What you will do: From the entries below, copy every line holding the word "Спасибо".

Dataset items
::::::
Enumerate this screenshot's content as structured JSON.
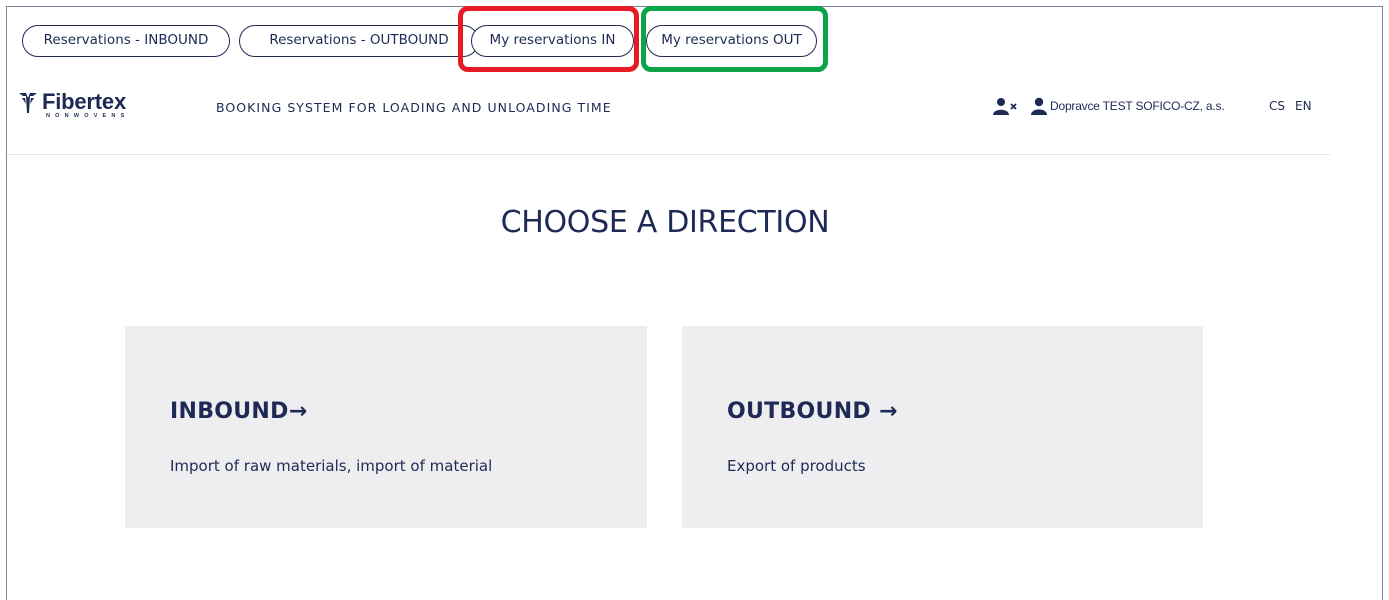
{
  "tabs": [
    {
      "label": "Reservations - INBOUND"
    },
    {
      "label": "Reservations - OUTBOUND"
    },
    {
      "label": "My reservations IN"
    },
    {
      "label": "My reservations OUT"
    }
  ],
  "highlight_colors": {
    "red": "#e61c24",
    "green": "#0ca44a"
  },
  "header": {
    "logo_text": "Fibertex",
    "logo_subtext": "NONWOVENS",
    "app_title": "BOOKING SYSTEM FOR LOADING AND UNLOADING TIME",
    "user_icons": [
      "user-remove-icon",
      "user-icon"
    ],
    "user_name": "Dopravce TEST SOFICO-CZ, a.s.",
    "languages": [
      "CS",
      "EN"
    ]
  },
  "main": {
    "heading": "CHOOSE A DIRECTION",
    "cards": [
      {
        "title": "INBOUND→",
        "description": "Import of raw materials, import of material"
      },
      {
        "title": "OUTBOUND →",
        "description": "Export of products"
      }
    ]
  },
  "colors": {
    "brand": "#1e2a55",
    "card_bg": "#eeeef0"
  }
}
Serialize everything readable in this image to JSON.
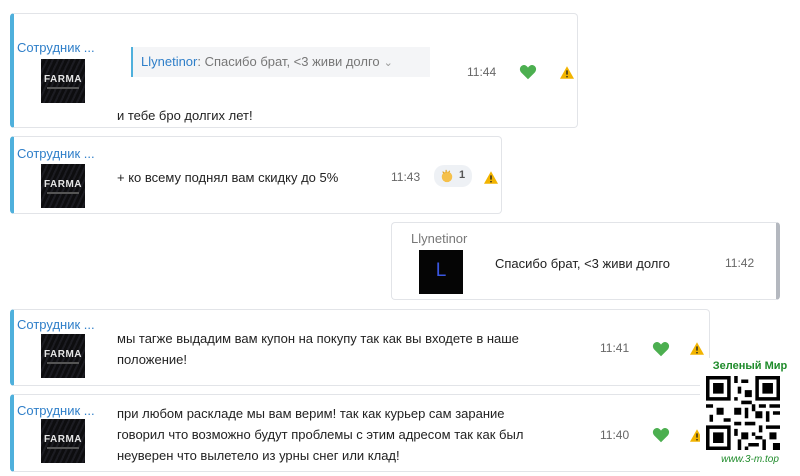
{
  "colors": {
    "author": "#2f7fc9",
    "accent_border": "#4fb0dc",
    "heart": "#4caf50",
    "warning": "#f2b400",
    "ad_green": "#1e8b2a"
  },
  "messages": [
    {
      "author": "Сотрудник ...",
      "reply_to": {
        "name": "Llynetinor",
        "text": "Спасибо брат, <3 живи долго",
        "chevron": "⌄"
      },
      "text": "и тебе бро долгих лет!",
      "time": "11:44",
      "icons": [
        "heart-icon",
        "warning-icon"
      ]
    },
    {
      "author": "Сотрудник ...",
      "text": "+ ко всему поднял вам скидку до 5%",
      "time": "11:43",
      "reaction": {
        "emoji": "clap-icon",
        "count": "1"
      },
      "icons": [
        "warning-icon"
      ]
    },
    {
      "author": "Llynetinor",
      "avatar_letter": "L",
      "text": "Спасибо брат, <3 живи долго",
      "time": "11:42",
      "outgoing": true
    },
    {
      "author": "Сотрудник ...",
      "text_lines": [
        "мы тагже выдадим вам купон на покупу так как вы входете в наше",
        "положение!"
      ],
      "time": "11:41",
      "icons": [
        "heart-icon",
        "warning-icon"
      ]
    },
    {
      "author": "Сотрудник ...",
      "text_lines": [
        "при любом раскладе мы вам верим! так как курьер сам зарание",
        "говорил что возможно будут проблемы с этим адресом так как был",
        "неуверен что вылетело из урны снег или клад!"
      ],
      "time": "11:40",
      "icons": [
        "heart-icon",
        "warning-icon"
      ]
    }
  ],
  "avatar_logo": "FARMA",
  "ad": {
    "title": "Зеленый Мир",
    "url": "www.3-m.top",
    "icon": "qr-code-icon"
  }
}
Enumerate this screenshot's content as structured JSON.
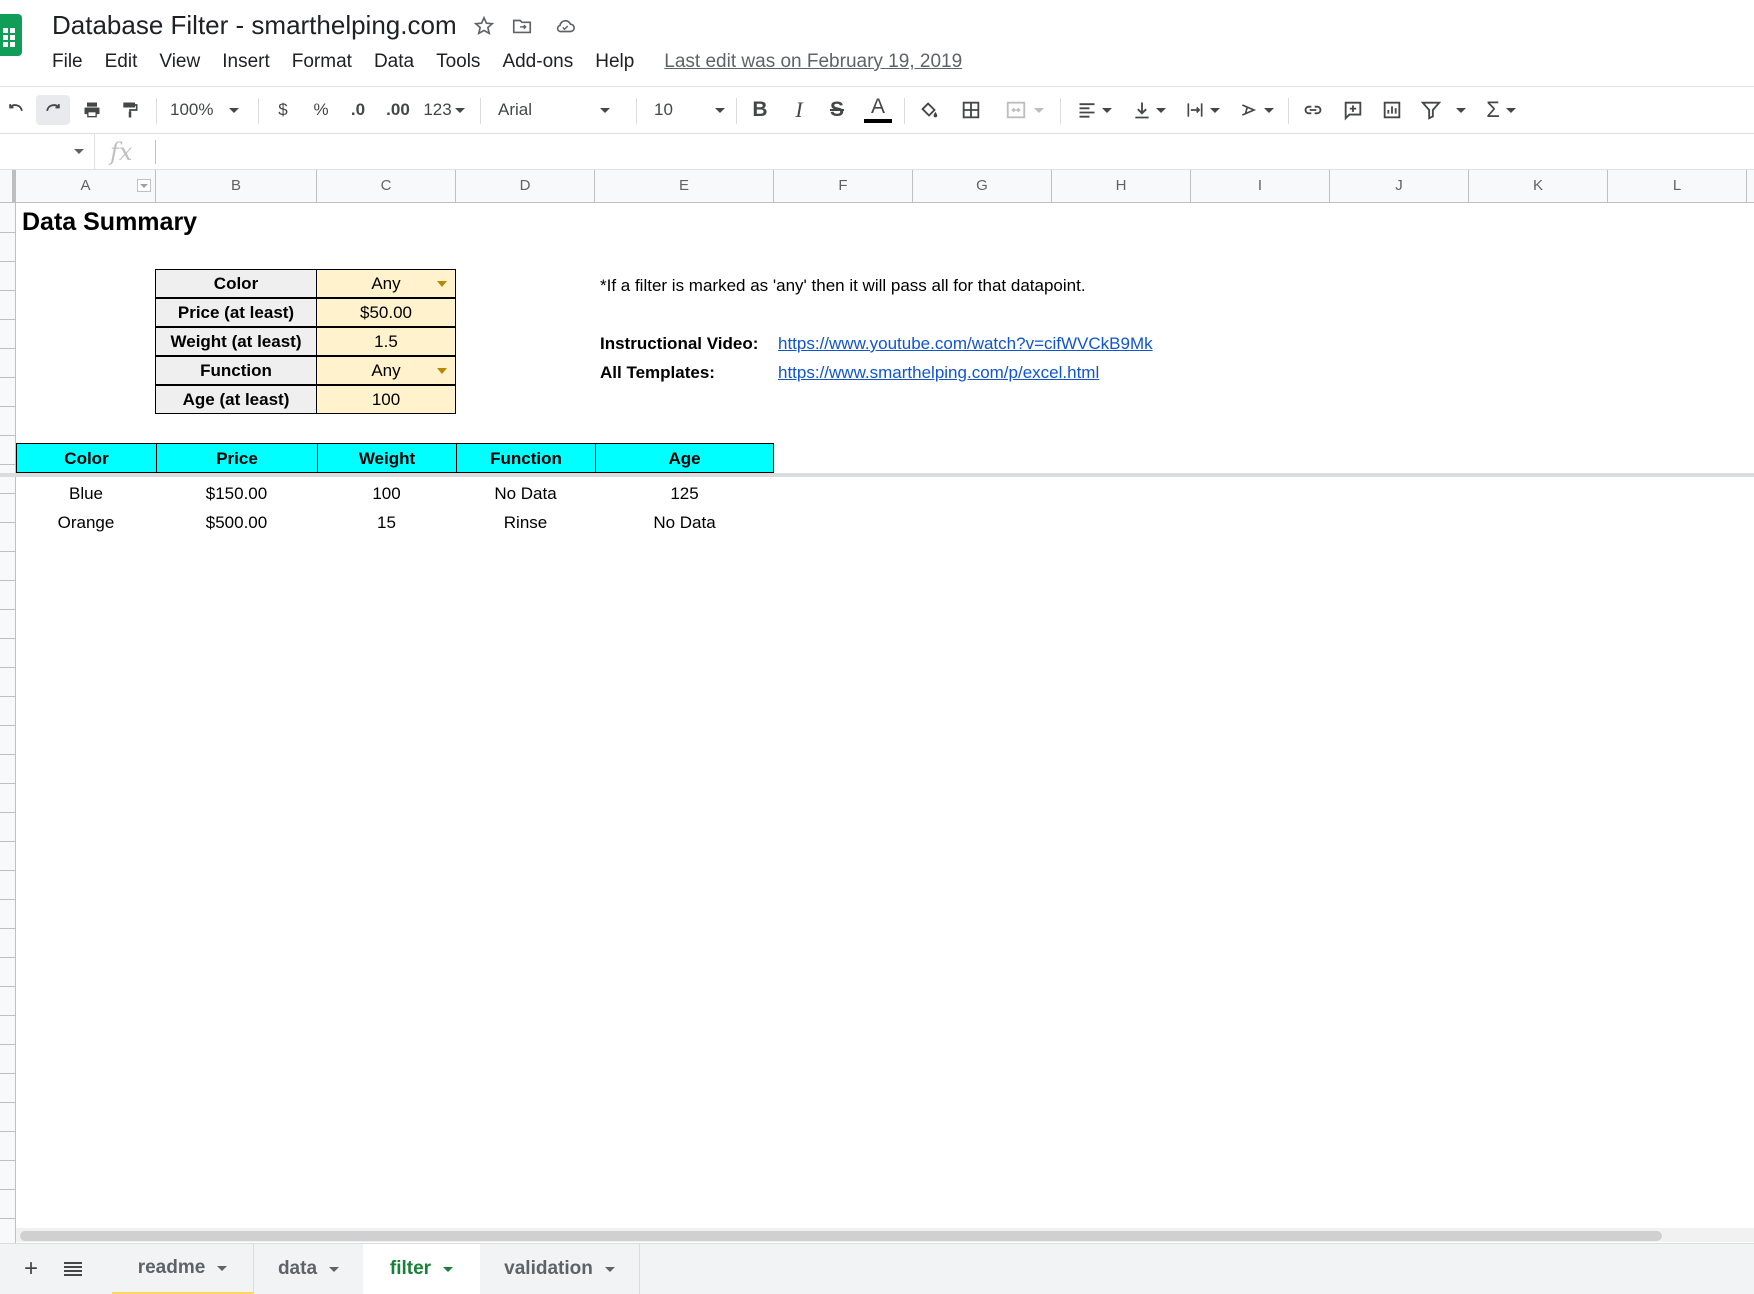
{
  "window": {
    "doc_title": "Database Filter - smarthelping.com",
    "last_edit": "Last edit was on February 19, 2019"
  },
  "menu": [
    "File",
    "Edit",
    "View",
    "Insert",
    "Format",
    "Data",
    "Tools",
    "Add-ons",
    "Help"
  ],
  "toolbar": {
    "zoom": "100%",
    "currency": "$",
    "percent": "%",
    "decrease_decimal": ".0",
    "increase_decimal": ".00",
    "number_format": "123",
    "font": "Arial",
    "font_size": "10",
    "bold": "B",
    "italic": "I",
    "strike": "S",
    "text_color": "A",
    "sum": "Σ"
  },
  "formula_bar": {
    "fx": "fx"
  },
  "columns": [
    "A",
    "B",
    "C",
    "D",
    "E",
    "F",
    "G",
    "H",
    "I",
    "J",
    "K",
    "L"
  ],
  "sheet": {
    "title": "Data Summary",
    "filters": [
      {
        "label": "Color",
        "value": "Any",
        "dropdown": true
      },
      {
        "label": "Price (at least)",
        "value": "$50.00",
        "dropdown": false
      },
      {
        "label": "Weight (at least)",
        "value": "1.5",
        "dropdown": false
      },
      {
        "label": "Function",
        "value": "Any",
        "dropdown": true
      },
      {
        "label": "Age (at least)",
        "value": "100",
        "dropdown": false
      }
    ],
    "note": "*If a filter is marked as 'any' then it will pass all for that datapoint.",
    "video_label": "Instructional Video:",
    "video_link": "https://www.youtube.com/watch?v=cifWVCkB9Mk",
    "templates_label": "All Templates:",
    "templates_link": "https://www.smarthelping.com/p/excel.html",
    "results_headers": [
      "Color",
      "Price",
      "Weight",
      "Function",
      "Age"
    ],
    "results_rows": [
      [
        "Blue",
        "$150.00",
        "100",
        "No Data",
        "125"
      ],
      [
        "Orange",
        "$500.00",
        "15",
        "Rinse",
        "No Data"
      ]
    ]
  },
  "tabs": [
    {
      "label": "readme",
      "active": false
    },
    {
      "label": "data",
      "active": false
    },
    {
      "label": "filter",
      "active": true
    },
    {
      "label": "validation",
      "active": false
    }
  ],
  "colors": {
    "filter_label_bg": "#efefef",
    "filter_value_bg": "#fff2cc",
    "results_header_bg": "#00ffff",
    "link": "#1155cc",
    "active_tab": "#188038"
  }
}
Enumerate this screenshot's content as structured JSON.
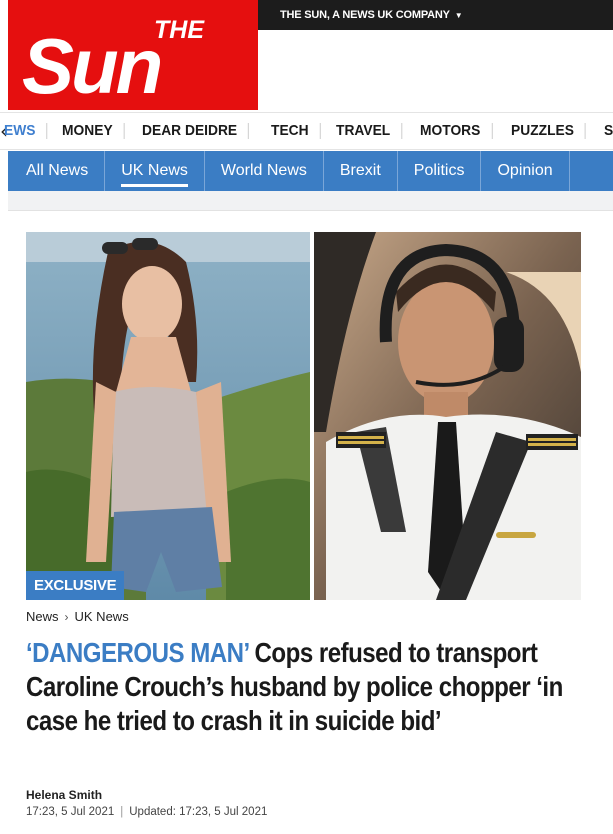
{
  "header": {
    "company_text": "THE SUN, A NEWS UK COMPANY",
    "logo": {
      "the": "THE",
      "sun": "Sun"
    }
  },
  "section_nav": {
    "back_icon": "chevron-left-icon",
    "items": [
      "EWS",
      "MONEY",
      "DEAR DEIDRE",
      "TECH",
      "TRAVEL",
      "MOTORS",
      "PUZZLES",
      "SU"
    ]
  },
  "sub_nav": {
    "items": [
      "All News",
      "UK News",
      "World News",
      "Brexit",
      "Politics",
      "Opinion"
    ],
    "active": "UK News"
  },
  "article": {
    "badge": "EXCLUSIVE",
    "breadcrumb": [
      "News",
      "UK News"
    ],
    "kicker": "‘DANGEROUS MAN’",
    "headline": "Cops refused to transport Caroline Crouch’s husband by police chopper ‘in case he tried to crash it in suicide bid’",
    "author": "Helena Smith",
    "published": "17:23, 5 Jul 2021",
    "updated": "Updated: 17:23, 5 Jul 2021"
  },
  "colors": {
    "brand_red": "#e50f0f",
    "accent_blue": "#3b7dc4",
    "dark_bar": "#1c1c1c"
  }
}
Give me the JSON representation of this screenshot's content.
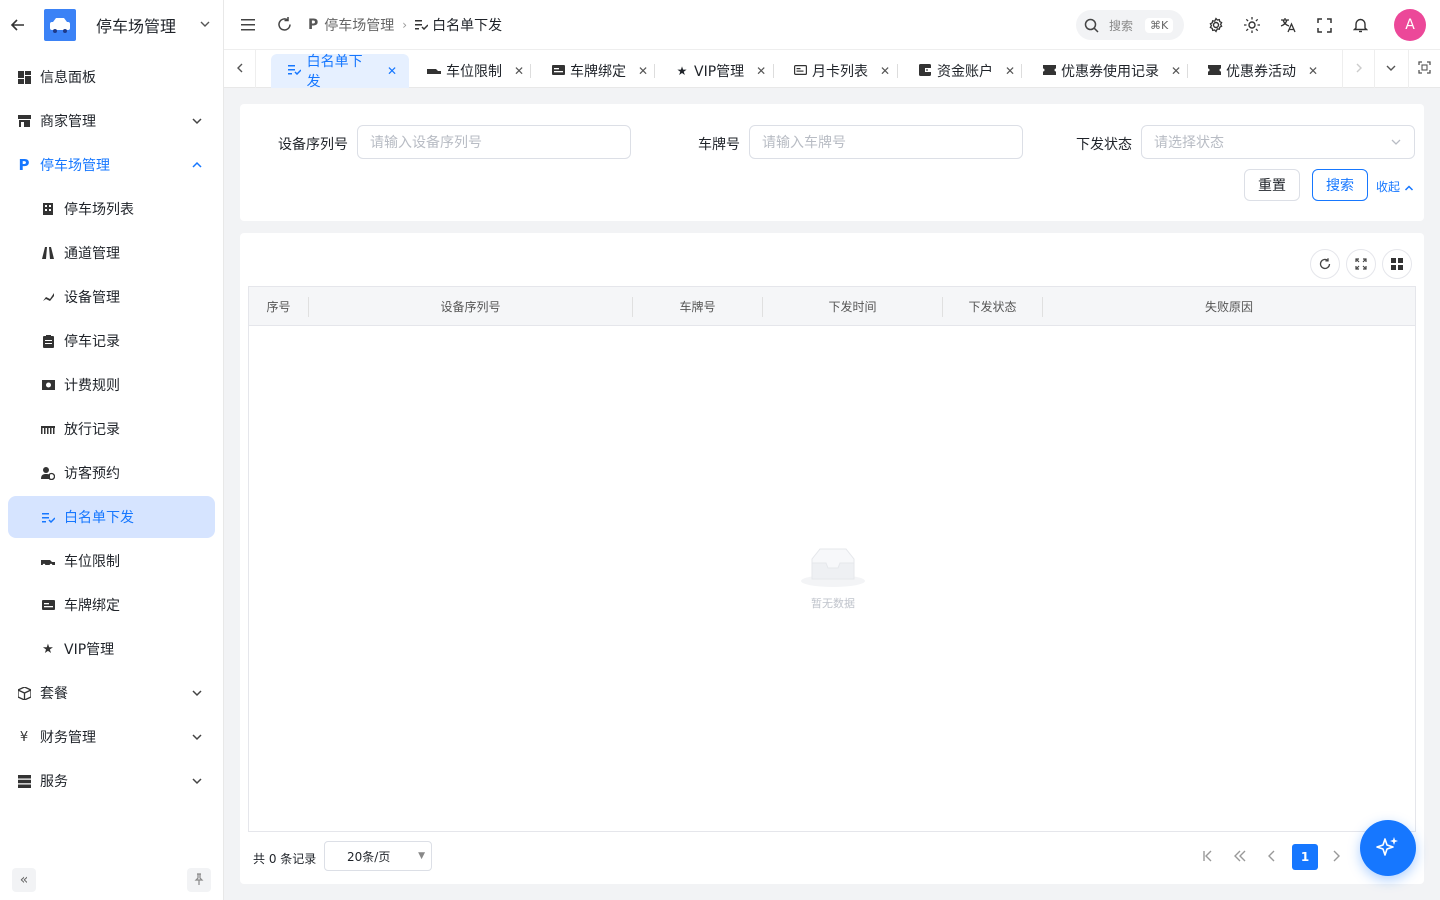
{
  "app": {
    "title": "停车场管理"
  },
  "sidebar": {
    "items": [
      {
        "label": "信息面板",
        "icon": "dashboard-icon",
        "level": 1,
        "expandable": false
      },
      {
        "label": "商家管理",
        "icon": "store-icon",
        "level": 1,
        "expandable": true
      },
      {
        "label": "停车场管理",
        "icon": "parking-icon",
        "level": 1,
        "expandable": true,
        "expanded": true
      },
      {
        "label": "停车场列表",
        "icon": "building-icon",
        "level": 2
      },
      {
        "label": "通道管理",
        "icon": "road-icon",
        "level": 2
      },
      {
        "label": "设备管理",
        "icon": "camera-icon",
        "level": 2
      },
      {
        "label": "停车记录",
        "icon": "clipboard-icon",
        "level": 2
      },
      {
        "label": "计费规则",
        "icon": "money-icon",
        "level": 2
      },
      {
        "label": "放行记录",
        "icon": "gate-icon",
        "level": 2
      },
      {
        "label": "访客预约",
        "icon": "visitor-icon",
        "level": 2
      },
      {
        "label": "白名单下发",
        "icon": "list-check-icon",
        "level": 2,
        "selected": true
      },
      {
        "label": "车位限制",
        "icon": "car-icon",
        "level": 2
      },
      {
        "label": "车牌绑定",
        "icon": "card-icon",
        "level": 2
      },
      {
        "label": "VIP管理",
        "icon": "star-icon",
        "level": 2
      },
      {
        "label": "套餐",
        "icon": "package-icon",
        "level": 1,
        "expandable": true
      },
      {
        "label": "财务管理",
        "icon": "yen-icon",
        "level": 1,
        "expandable": true
      },
      {
        "label": "服务",
        "icon": "server-icon",
        "level": 1,
        "expandable": true
      }
    ]
  },
  "topbar": {
    "breadcrumb": [
      {
        "label": "停车场管理",
        "icon": "parking-icon"
      },
      {
        "label": "白名单下发",
        "icon": "list-check-icon"
      }
    ],
    "search_label": "搜索",
    "search_shortcut": "⌘K",
    "avatar_letter": "A"
  },
  "tabs": [
    {
      "label": "白名单下发",
      "icon": "list-check-icon",
      "active": true
    },
    {
      "label": "车位限制",
      "icon": "car-icon"
    },
    {
      "label": "车牌绑定",
      "icon": "card-icon"
    },
    {
      "label": "VIP管理",
      "icon": "star-icon"
    },
    {
      "label": "月卡列表",
      "icon": "id-card-icon"
    },
    {
      "label": "资金账户",
      "icon": "wallet-icon"
    },
    {
      "label": "优惠券使用记录",
      "icon": "ticket-icon"
    },
    {
      "label": "优惠券活动",
      "icon": "ticket-icon"
    }
  ],
  "filters": {
    "device_serial": {
      "label": "设备序列号",
      "placeholder": "请输入设备序列号"
    },
    "plate": {
      "label": "车牌号",
      "placeholder": "请输入车牌号"
    },
    "status": {
      "label": "下发状态",
      "placeholder": "请选择状态"
    },
    "reset_label": "重置",
    "search_label": "搜索",
    "collapse_label": "收起"
  },
  "table": {
    "columns": [
      "序号",
      "设备序列号",
      "车牌号",
      "下发时间",
      "下发状态",
      "失败原因"
    ],
    "rows": [],
    "empty_text": "暂无数据"
  },
  "pagination": {
    "total_text": "共 0 条记录",
    "page_size": "20条/页",
    "current_page": "1"
  },
  "colors": {
    "primary": "#1677ff",
    "selected_bg": "#d6e4ff",
    "avatar": "#ec4899"
  }
}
::::::
Result of this task:
        "text": "Спасибо брат, <3 живи долго",
      "text": "Спасибо брат, <3 живи долго",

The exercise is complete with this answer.